WRITTEN TASK:
Return the listing below unchanged, minus its pictures.

/---

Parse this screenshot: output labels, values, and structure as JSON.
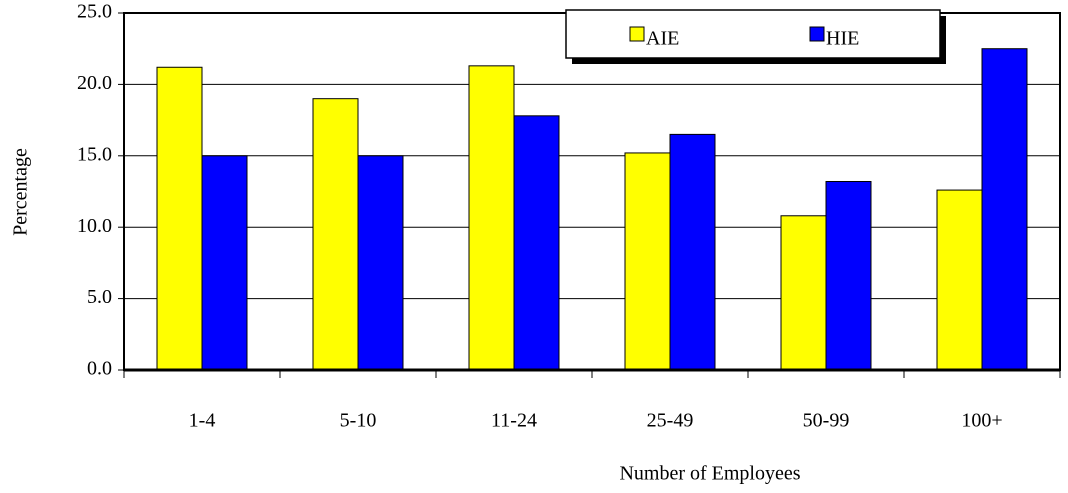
{
  "chart_data": {
    "type": "bar",
    "x_label": "Number of Employees",
    "y_label": "Percentage",
    "categories": [
      "1-4",
      "5-10",
      "11-24",
      "25-49",
      "50-99",
      "100+"
    ],
    "series": [
      {
        "name": "AIE",
        "color": "#ffff00",
        "values": [
          21.2,
          19.0,
          21.3,
          15.2,
          10.8,
          12.6
        ]
      },
      {
        "name": "HIE",
        "color": "#0000ff",
        "values": [
          15.0,
          15.0,
          17.8,
          16.5,
          13.2,
          22.5
        ]
      }
    ],
    "ylim": [
      0,
      25
    ],
    "yticks": [
      {
        "value": 0,
        "label": "0.0"
      },
      {
        "value": 5,
        "label": "5.0"
      },
      {
        "value": 10,
        "label": "10.0"
      },
      {
        "value": 15,
        "label": "15.0"
      },
      {
        "value": 20,
        "label": "20.0"
      },
      {
        "value": 25,
        "label": "25.0"
      }
    ],
    "grid": true,
    "legend": "top-right"
  }
}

\---

WRITTEN RESPONSE:
Parse this screenshot: output labels, values, and structure as JSON.
{
  "chart_data": {
    "type": "bar",
    "x_label": "Number of Employees",
    "y_label": "Percentage",
    "categories": [
      "1-4",
      "5-10",
      "11-24",
      "25-49",
      "50-99",
      "100+"
    ],
    "series": [
      {
        "name": "AIE",
        "color": "#ffff00",
        "values": [
          21.2,
          19.0,
          21.3,
          15.2,
          10.8,
          12.6
        ]
      },
      {
        "name": "HIE",
        "color": "#0000ff",
        "values": [
          15.0,
          15.0,
          17.8,
          16.5,
          13.2,
          22.5
        ]
      }
    ],
    "ylim": [
      0,
      25
    ],
    "yticks": [
      {
        "value": 0,
        "label": "0.0"
      },
      {
        "value": 5,
        "label": "5.0"
      },
      {
        "value": 10,
        "label": "10.0"
      },
      {
        "value": 15,
        "label": "15.0"
      },
      {
        "value": 20,
        "label": "20.0"
      },
      {
        "value": 25,
        "label": "25.0"
      }
    ],
    "grid": true,
    "legend": "top-right"
  }
}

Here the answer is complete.